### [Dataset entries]

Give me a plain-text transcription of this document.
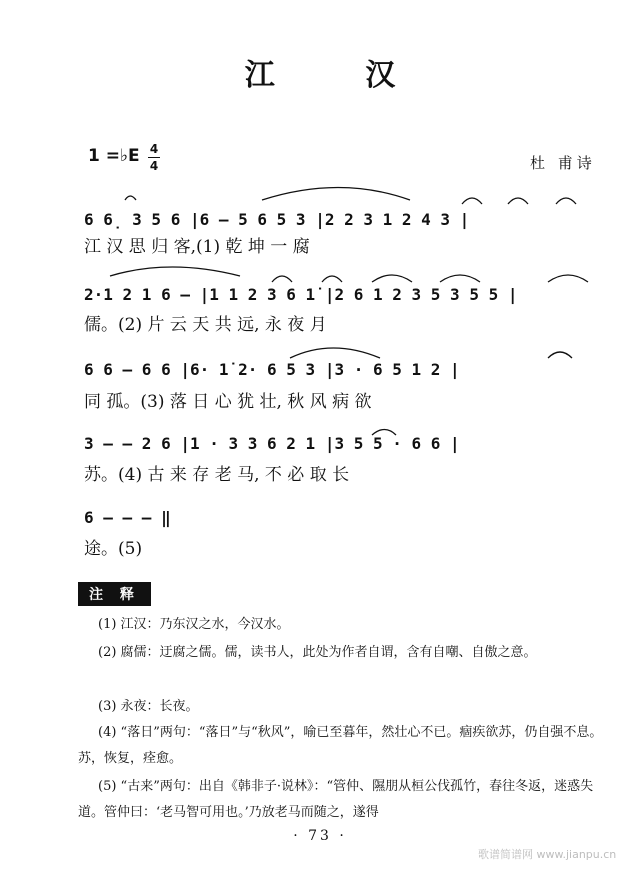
江 汉
1 =♭E 4
4	杜 甫诗
6 6̣ 3 5 6 |6 – 5 6 5 3 |2 2 3 1 2 4 3 |
江 汉 思 归 客,(1) 乾 坤 一 腐
2·1 2 1 6 – |1 1 2 3 6 1̇ |2 6 1 2 3 5 3 5 5 |
儒。(2) 片 云 天 共 远, 永 夜 月
6 6 – 6 6 |6· 1̇ 2· 6 5 3 |3 · 6 5 1 2 |
同 孤。(3) 落 日 心 犹 壮, 秋 风 病 欲
3 – – 2 6 |1 · 3 3 6 2 1 |3 5 5 · 6 6 |
苏。(4) 古 来 存 老 马, 不 必 取 长
6 – – – ‖
途。(5)
注 释
(1) 江汉：乃东汉之水，今汉水。
(2) 腐儒：迂腐之儒。儒，读书人，此处为作者自谓，含有自嘲、自傲之意。
(3) 永夜：长夜。
(4) “落日”两句：“落日”与“秋风”，喻已至暮年，然壮心不已。痼疾欲苏，仍自强不息。苏，恢复，痊愈。
(5) “古来”两句：出自《韩非子·说林》：“管仲、隰朋从桓公伐孤竹，春往冬返，迷惑失道。管仲曰：‘老马智可用也。’乃放老马而随之，遂得
· 73 ·
歌谱简谱网 www.jianpu.cn
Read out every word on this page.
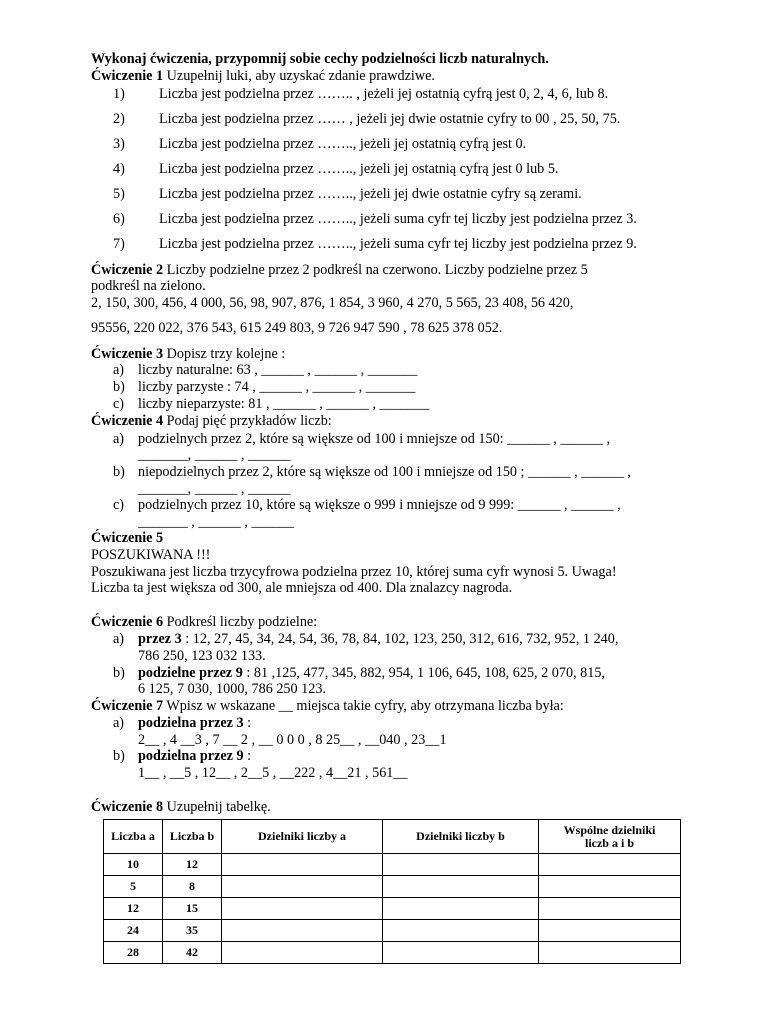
Wykonaj ćwiczenia, przypomnij sobie cechy podzielności liczb naturalnych.
Ćwiczenie 1 Uzupełnij luki, aby uzyskać zdanie prawdziwe.
1) Liczba jest podzielna przez …….. , jeżeli jej ostatnią cyfrą jest 0, 2, 4, 6, lub 8.
2) Liczba jest podzielna przez …… , jeżeli jej dwie ostatnie cyfry to 00 , 25, 50, 75.
3) Liczba jest podzielna przez …….., jeżeli jej ostatnią cyfrą jest 0.
4) Liczba jest podzielna przez …….., jeżeli jej ostatnią cyfrą jest 0 lub 5.
5) Liczba jest podzielna przez …….., jeżeli jej dwie ostatnie cyfry są zerami.
6) Liczba jest podzielna przez …….., jeżeli suma cyfr tej liczby jest podzielna przez 3.
7) Liczba jest podzielna przez …….., jeżeli suma cyfr tej liczby jest podzielna przez 9.
Ćwiczenie 2 Liczby podzielne przez 2 podkreśl na czerwono. Liczby podzielne przez 5
podkreśl na zielono.
2, 150, 300, 456, 4 000, 56, 98, 907, 876, 1 854, 3 960, 4 270, 5 565, 23 408, 56 420,
95556, 220 022, 376 543, 615 249 803, 9 726 947 590 , 78 625 378 052.
Ćwiczenie 3 Dopisz trzy kolejne :
a) liczby naturalne: 63 , ______ , ______ , _______
b) liczby parzyste : 74 , ______ , ______ , _______
c) liczby nieparzyste: 81 , ______ , ______ , _______
Ćwiczenie 4 Podaj pięć przykładów liczb:
a) podzielnych przez 2, które są większe od 100 i mniejsze od 150: ______ , ______ ,
_______, ______ , ______
b) niepodzielnych przez 2, które są większe od 100 i mniejsze od 150 ; ______ , ______ ,
_______, ______ , ______
c) podzielnych przez 10, które są większe o 999 i mniejsze od 9 999: ______ , ______ ,
_______ , ______ , ______
Ćwiczenie 5
POSZUKIWANA !!!
Poszukiwana jest liczba trzycyfrowa podzielna przez 10, której suma cyfr wynosi 5. Uwaga!
Liczba ta jest większa od 300, ale mniejsza od 400. Dla znalazcy nagroda.
Ćwiczenie 6 Podkreśl liczby podzielne:
a) przez 3 : 12, 27, 45, 34, 24, 54, 36, 78, 84, 102, 123, 250, 312, 616, 732, 952, 1 240,
786 250, 123 032 133.
b) podzielne przez 9 : 81 ,125, 477, 345, 882, 954, 1 106, 645, 108, 625, 2 070, 815,
6 125, 7 030, 1000, 786 250 123.
Ćwiczenie 7 Wpisz w wskazane __ miejsca takie cyfry, aby otrzymana liczba była:
a) podzielna przez 3 :
2__ , 4 __3 , 7 __ 2 , __ 0 0 0 , 8 25__ , __040 , 23__1
b) podzielna przez 9 :
1__ , __5 , 12__ , 2__5 , __222 , 4__21 , 561__
Ćwiczenie 8 Uzupełnij tabelkę.
Liczba a	Liczba b	Dzielniki liczby a	Dzielniki liczby b	Wspólne dzielniki
liczb a i b
10	12			
5	8			
12	15			
24	35			
28	42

### [Stated task]
Without including any picture, retype the entries exactly.

### [The completed task]
Give me a plain-text transcription of this document.
江 汉
1 =♭E 4
4	杜 甫诗
6 6̣ 3 5 6 |6 – 5 6 5 3 |2 2 3 1 2 4 3 |
江 汉 思 归 客,(1) 乾 坤 一 腐
2·1 2 1 6 – |1 1 2 3 6 1̇ |2 6 1 2 3 5 3 5 5 |
儒。(2) 片 云 天 共 远, 永 夜 月
6 6 – 6 6 |6· 1̇ 2· 6 5 3 |3 · 6 5 1 2 |
同 孤。(3) 落 日 心 犹 壮, 秋 风 病 欲
3 – – 2 6 |1 · 3 3 6 2 1 |3 5 5 · 6 6 |
苏。(4) 古 来 存 老 马, 不 必 取 长
6 – – – ‖
途。(5)
注 释
(1) 江汉：乃东汉之水，今汉水。
(2) 腐儒：迂腐之儒。儒，读书人，此处为作者自谓，含有自嘲、自傲之意。
(3) 永夜：长夜。
(4) “落日”两句：“落日”与“秋风”，喻已至暮年，然壮心不已。痼疾欲苏，仍自强不息。苏，恢复，痊愈。
(5) “古来”两句：出自《韩非子·说林》：“管仲、隰朋从桓公伐孤竹，春往冬返，迷惑失道。管仲曰：‘老马智可用也。’乃放老马而随之，遂得
· 73 ·
歌谱简谱网 www.jianpu.cn
Read out every word on this page.
Wykonaj ćwiczenia, przypomnij sobie cechy podzielności liczb naturalnych.
Ćwiczenie 1 Uzupełnij luki, aby uzyskać zdanie prawdziwe.
1) Liczba jest podzielna przez …….. , jeżeli jej ostatnią cyfrą jest 0, 2, 4, 6, lub 8.
2) Liczba jest podzielna przez …… , jeżeli jej dwie ostatnie cyfry to 00 , 25, 50, 75.
3) Liczba jest podzielna przez …….., jeżeli jej ostatnią cyfrą jest 0.
4) Liczba jest podzielna przez …….., jeżeli jej ostatnią cyfrą jest 0 lub 5.
5) Liczba jest podzielna przez …….., jeżeli jej dwie ostatnie cyfry są zerami.
6) Liczba jest podzielna przez …….., jeżeli suma cyfr tej liczby jest podzielna przez 3.
7) Liczba jest podzielna przez …….., jeżeli suma cyfr tej liczby jest podzielna przez 9.
Ćwiczenie 2 Liczby podzielne przez 2 podkreśl na czerwono. Liczby podzielne przez 5
podkreśl na zielono.
2, 150, 300, 456, 4 000, 56, 98, 907, 876, 1 854, 3 960, 4 270, 5 565, 23 408, 56 420,
95556, 220 022, 376 543, 615 249 803, 9 726 947 590 , 78 625 378 052.
Ćwiczenie 3 Dopisz trzy kolejne :
a) liczby naturalne: 63 , ______ , ______ , _______
b) liczby parzyste : 74 , ______ , ______ , _______
c) liczby nieparzyste: 81 , ______ , ______ , _______
Ćwiczenie 4 Podaj pięć przykładów liczb:
a) podzielnych przez 2, które są większe od 100 i mniejsze od 150: ______ , ______ ,
_______, ______ , ______
b) niepodzielnych przez 2, które są większe od 100 i mniejsze od 150 ; ______ , ______ ,
_______, ______ , ______
c) podzielnych przez 10, które są większe o 999 i mniejsze od 9 999: ______ , ______ ,
_______ , ______ , ______
Ćwiczenie 5
POSZUKIWANA !!!
Poszukiwana jest liczba trzycyfrowa podzielna przez 10, której suma cyfr wynosi 5. Uwaga!
Liczba ta jest większa od 300, ale mniejsza od 400. Dla znalazcy nagroda.
Ćwiczenie 6 Podkreśl liczby podzielne:
a) przez 3 : 12, 27, 45, 34, 24, 54, 36, 78, 84, 102, 123, 250, 312, 616, 732, 952, 1 240,
786 250, 123 032 133.
b) podzielne przez 9 : 81 ,125, 477, 345, 882, 954, 1 106, 645, 108, 625, 2 070, 815,
6 125, 7 030, 1000, 786 250 123.
Ćwiczenie 7 Wpisz w wskazane __ miejsca takie cyfry, aby otrzymana liczba była:
a) podzielna przez 3 :
2__ , 4 __3 , 7 __ 2 , __ 0 0 0 , 8 25__ , __040 , 23__1
b) podzielna przez 9 :
1__ , __5 , 12__ , 2__5 , __222 , 4__21 , 561__
Ćwiczenie 8 Uzupełnij tabelkę.
Liczba a	Liczba b	Dzielniki liczby a	Dzielniki liczby b	Wspólne dzielniki
liczb a i b
10	12			
5	8			
12	15			
24	35			
28	42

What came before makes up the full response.